▶ [Task to complete]
Your task is to repeat the entries underneath exactly, minus the pictures.

▶ [Records shown]
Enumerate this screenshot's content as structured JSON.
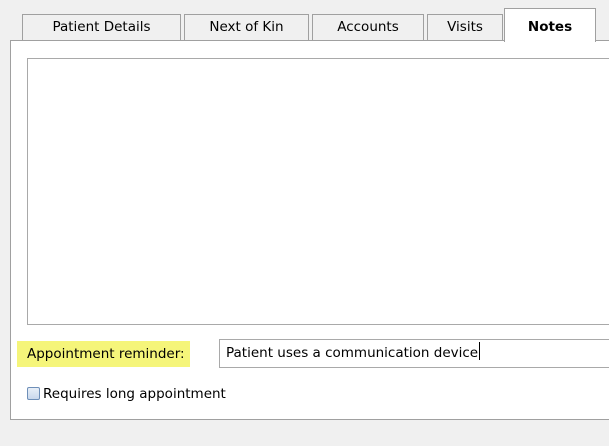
{
  "tabs": [
    {
      "label": "Patient Details",
      "active": false
    },
    {
      "label": "Next of Kin",
      "active": false
    },
    {
      "label": "Accounts",
      "active": false
    },
    {
      "label": "Visits",
      "active": false
    },
    {
      "label": "Notes",
      "active": true
    }
  ],
  "notes": {
    "text": ""
  },
  "appointment_reminder": {
    "label": "Appointment reminder:",
    "value": "Patient uses a communication device",
    "label_highlight_color": "#f5f57a"
  },
  "long_appointment": {
    "label": "Requires long appointment",
    "checked": false
  }
}
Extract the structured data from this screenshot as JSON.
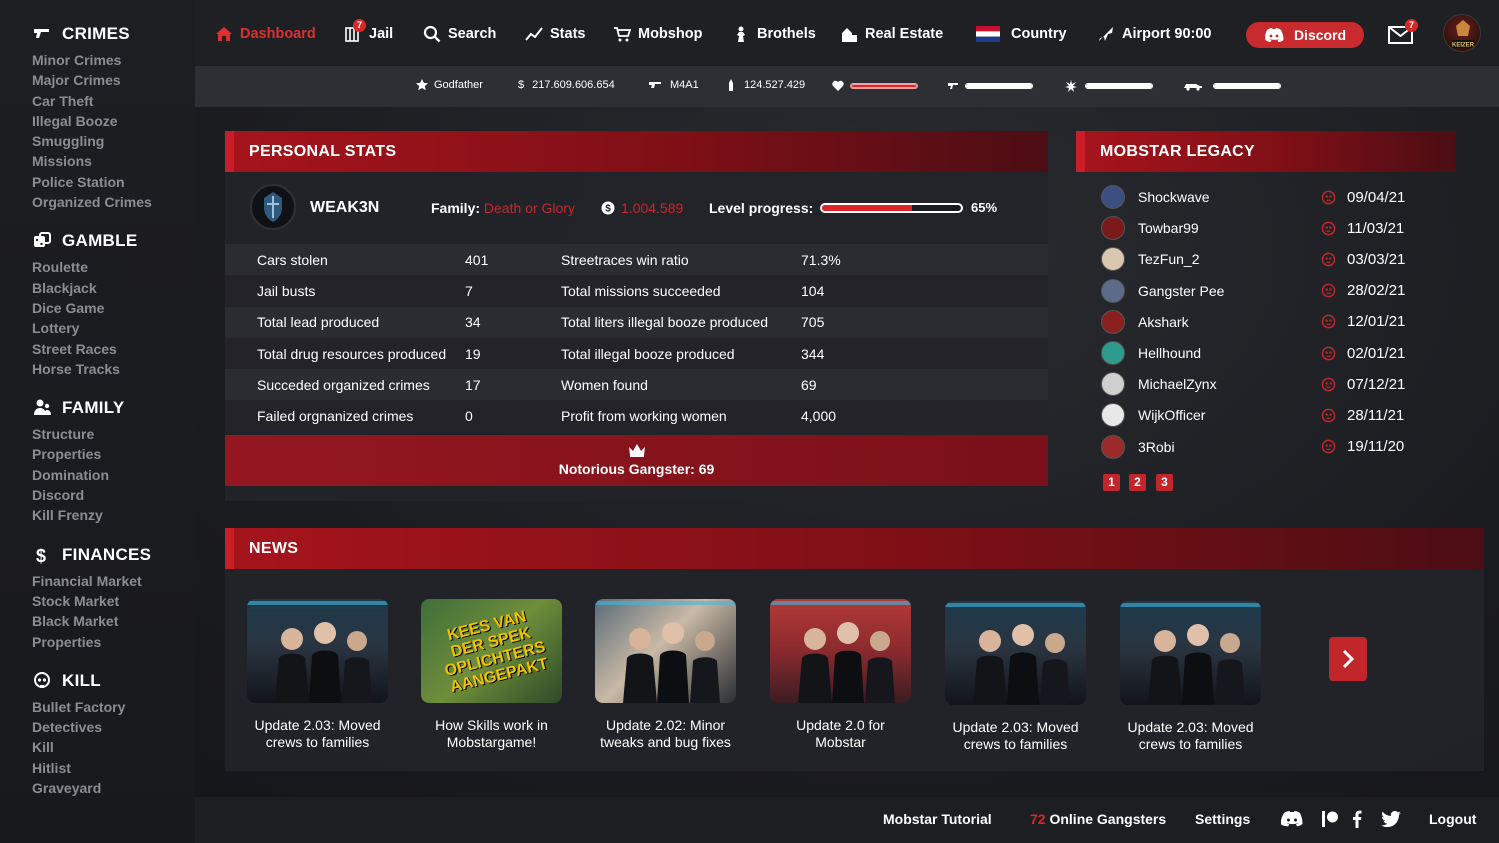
{
  "sidebar": {
    "sections": [
      {
        "title": "CRIMES",
        "icon": "gun-icon",
        "items": [
          "Minor Crimes",
          "Major Crimes",
          "Car Theft",
          "Illegal Booze",
          "Smuggling",
          "Missions",
          "Police Station",
          "Organized Crimes"
        ]
      },
      {
        "title": "GAMBLE",
        "icon": "dice-icon",
        "items": [
          "Roulette",
          "Blackjack",
          "Dice Game",
          "Lottery",
          "Street Races",
          "Horse Tracks"
        ]
      },
      {
        "title": "FAMILY",
        "icon": "family-icon",
        "items": [
          "Structure",
          "Properties",
          "Domination",
          "Discord",
          "Kill Frenzy"
        ]
      },
      {
        "title": "FINANCES",
        "icon": "dollar-icon",
        "items": [
          "Financial Market",
          "Stock Market",
          "Black Market",
          "Properties"
        ]
      },
      {
        "title": "KILL",
        "icon": "skull-icon",
        "items": [
          "Bullet Factory",
          "Detectives",
          "Kill",
          "Hitlist",
          "Graveyard"
        ]
      }
    ]
  },
  "nav": {
    "dashboard": "Dashboard",
    "jail": "Jail",
    "jail_badge": "7",
    "search": "Search",
    "stats": "Stats",
    "mobshop": "Mobshop",
    "brothels": "Brothels",
    "real_estate": "Real Estate",
    "country": "Country",
    "airport": "Airport",
    "airport_time": "90:00",
    "discord": "Discord",
    "mail_badge": "7",
    "avatar_text": "KEIZER"
  },
  "status": {
    "rank": "Godfather",
    "money": "217.609.606.654",
    "weapon": "M4A1",
    "bullets": "124.527.429",
    "health": 1.0,
    "weapon_bar": 1.0,
    "drugs_bar": 1.0,
    "car_bar": 1.0
  },
  "personal": {
    "heading": "PERSONAL STATS",
    "username": "WEAK3N",
    "family_label": "Family:",
    "family_value": "Death or Glory",
    "cash": "1.004.589",
    "level_label": "Level progress:",
    "level_progress": 65,
    "level_pct": "65%",
    "stats": [
      {
        "l1": "Cars stolen",
        "v1": "401",
        "l2": "Streetraces win ratio",
        "v2": "71.3%"
      },
      {
        "l1": "Jail busts",
        "v1": "7",
        "l2": "Total missions succeeded",
        "v2": "104"
      },
      {
        "l1": "Total lead produced",
        "v1": "34",
        "l2": "Total liters illegal booze produced",
        "v2": "705"
      },
      {
        "l1": "Total drug resources produced",
        "v1": "19",
        "l2": "Total illegal booze produced",
        "v2": "344"
      },
      {
        "l1": "Succeded organized crimes",
        "v1": "17",
        "l2": "Women found",
        "v2": "69"
      },
      {
        "l1": "Failed orgnanized crimes",
        "v1": "0",
        "l2": "Profit from working women",
        "v2": "4,000"
      }
    ],
    "notorious": "Notorious Gangster: 69"
  },
  "legacy": {
    "heading": "MOBSTAR LEGACY",
    "rows": [
      {
        "name": "Shockwave",
        "date": "09/04/21",
        "color": "#3b4f82"
      },
      {
        "name": "Towbar99",
        "date": "11/03/21",
        "color": "#7a1a1a"
      },
      {
        "name": "TezFun_2",
        "date": "03/03/21",
        "color": "#d9c7b0"
      },
      {
        "name": "Gangster Pee",
        "date": "28/02/21",
        "color": "#5d6b8a"
      },
      {
        "name": "Akshark",
        "date": "12/01/21",
        "color": "#8a2020"
      },
      {
        "name": "Hellhound",
        "date": "02/01/21",
        "color": "#2f9b8e"
      },
      {
        "name": "MichaelZynx",
        "date": "07/12/21",
        "color": "#cfcfcf"
      },
      {
        "name": "WijkOfficer",
        "date": "28/11/21",
        "color": "#e8e8e8"
      },
      {
        "name": "3Robi",
        "date": "19/11/20",
        "color": "#9b2a2a"
      }
    ],
    "pages": [
      "1",
      "2",
      "3"
    ]
  },
  "news": {
    "heading": "NEWS",
    "items": [
      {
        "title": "Update 2.03: Moved crews to families"
      },
      {
        "title": "How Skills work in Mobstargame!",
        "thumb_text": "KEES VAN DER SPEK OPLICHTERS AANGEPAKT"
      },
      {
        "title": "Update 2.02: Minor tweaks and bug fixes"
      },
      {
        "title": "Update 2.0 for Mobstar"
      },
      {
        "title": "Update 2.03: Moved crews to families"
      },
      {
        "title": "Update 2.03: Moved crews to families"
      }
    ]
  },
  "footer": {
    "tutorial": "Mobstar Tutorial",
    "online_count": "72",
    "online_label": " Online Gangsters",
    "settings": "Settings",
    "logout": "Logout"
  },
  "colors": {
    "accent": "#c92a2d",
    "panel": "#232429",
    "text_muted": "#8b8d94"
  }
}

▶ [Expected answer]
Enumerate this screenshot's content as structured JSON.
{
  "tabs": [
    {
      "label": "Patient Details",
      "active": false
    },
    {
      "label": "Next of Kin",
      "active": false
    },
    {
      "label": "Accounts",
      "active": false
    },
    {
      "label": "Visits",
      "active": false
    },
    {
      "label": "Notes",
      "active": true
    }
  ],
  "notes": {
    "text": ""
  },
  "appointment_reminder": {
    "label": "Appointment reminder:",
    "value": "Patient uses a communication device",
    "label_highlight_color": "#f5f57a"
  },
  "long_appointment": {
    "label": "Requires long appointment",
    "checked": false
  }
}
Extract the structured data from this screenshot as JSON.
{
  "sidebar": {
    "sections": [
      {
        "title": "CRIMES",
        "icon": "gun-icon",
        "items": [
          "Minor Crimes",
          "Major Crimes",
          "Car Theft",
          "Illegal Booze",
          "Smuggling",
          "Missions",
          "Police Station",
          "Organized Crimes"
        ]
      },
      {
        "title": "GAMBLE",
        "icon": "dice-icon",
        "items": [
          "Roulette",
          "Blackjack",
          "Dice Game",
          "Lottery",
          "Street Races",
          "Horse Tracks"
        ]
      },
      {
        "title": "FAMILY",
        "icon": "family-icon",
        "items": [
          "Structure",
          "Properties",
          "Domination",
          "Discord",
          "Kill Frenzy"
        ]
      },
      {
        "title": "FINANCES",
        "icon": "dollar-icon",
        "items": [
          "Financial Market",
          "Stock Market",
          "Black Market",
          "Properties"
        ]
      },
      {
        "title": "KILL",
        "icon": "skull-icon",
        "items": [
          "Bullet Factory",
          "Detectives",
          "Kill",
          "Hitlist",
          "Graveyard"
        ]
      }
    ]
  },
  "nav": {
    "dashboard": "Dashboard",
    "jail": "Jail",
    "jail_badge": "7",
    "search": "Search",
    "stats": "Stats",
    "mobshop": "Mobshop",
    "brothels": "Brothels",
    "real_estate": "Real Estate",
    "country": "Country",
    "airport": "Airport",
    "airport_time": "90:00",
    "discord": "Discord",
    "mail_badge": "7",
    "avatar_text": "KEIZER"
  },
  "status": {
    "rank": "Godfather",
    "money": "217.609.606.654",
    "weapon": "M4A1",
    "bullets": "124.527.429",
    "health": 1.0,
    "weapon_bar": 1.0,
    "drugs_bar": 1.0,
    "car_bar": 1.0
  },
  "personal": {
    "heading": "PERSONAL STATS",
    "username": "WEAK3N",
    "family_label": "Family:",
    "family_value": "Death or Glory",
    "cash": "1.004.589",
    "level_label": "Level progress:",
    "level_progress": 65,
    "level_pct": "65%",
    "stats": [
      {
        "l1": "Cars stolen",
        "v1": "401",
        "l2": "Streetraces win ratio",
        "v2": "71.3%"
      },
      {
        "l1": "Jail busts",
        "v1": "7",
        "l2": "Total missions succeeded",
        "v2": "104"
      },
      {
        "l1": "Total lead produced",
        "v1": "34",
        "l2": "Total liters illegal booze produced",
        "v2": "705"
      },
      {
        "l1": "Total drug resources produced",
        "v1": "19",
        "l2": "Total illegal booze produced",
        "v2": "344"
      },
      {
        "l1": "Succeded organized crimes",
        "v1": "17",
        "l2": "Women found",
        "v2": "69"
      },
      {
        "l1": "Failed orgnanized crimes",
        "v1": "0",
        "l2": "Profit from working women",
        "v2": "4,000"
      }
    ],
    "notorious": "Notorious Gangster: 69"
  },
  "legacy": {
    "heading": "MOBSTAR LEGACY",
    "rows": [
      {
        "name": "Shockwave",
        "date": "09/04/21",
        "color": "#3b4f82"
      },
      {
        "name": "Towbar99",
        "date": "11/03/21",
        "color": "#7a1a1a"
      },
      {
        "name": "TezFun_2",
        "date": "03/03/21",
        "color": "#d9c7b0"
      },
      {
        "name": "Gangster Pee",
        "date": "28/02/21",
        "color": "#5d6b8a"
      },
      {
        "name": "Akshark",
        "date": "12/01/21",
        "color": "#8a2020"
      },
      {
        "name": "Hellhound",
        "date": "02/01/21",
        "color": "#2f9b8e"
      },
      {
        "name": "MichaelZynx",
        "date": "07/12/21",
        "color": "#cfcfcf"
      },
      {
        "name": "WijkOfficer",
        "date": "28/11/21",
        "color": "#e8e8e8"
      },
      {
        "name": "3Robi",
        "date": "19/11/20",
        "color": "#9b2a2a"
      }
    ],
    "pages": [
      "1",
      "2",
      "3"
    ]
  },
  "news": {
    "heading": "NEWS",
    "items": [
      {
        "title": "Update 2.03: Moved crews to families"
      },
      {
        "title": "How Skills work in Mobstargame!",
        "thumb_text": "KEES VAN DER SPEK OPLICHTERS AANGEPAKT"
      },
      {
        "title": "Update 2.02: Minor tweaks and bug fixes"
      },
      {
        "title": "Update 2.0 for Mobstar"
      },
      {
        "title": "Update 2.03: Moved crews to families"
      },
      {
        "title": "Update 2.03: Moved crews to families"
      }
    ]
  },
  "footer": {
    "tutorial": "Mobstar Tutorial",
    "online_count": "72",
    "online_label": " Online Gangsters",
    "settings": "Settings",
    "logout": "Logout"
  },
  "colors": {
    "accent": "#c92a2d",
    "panel": "#232429",
    "text_muted": "#8b8d94"
  }
}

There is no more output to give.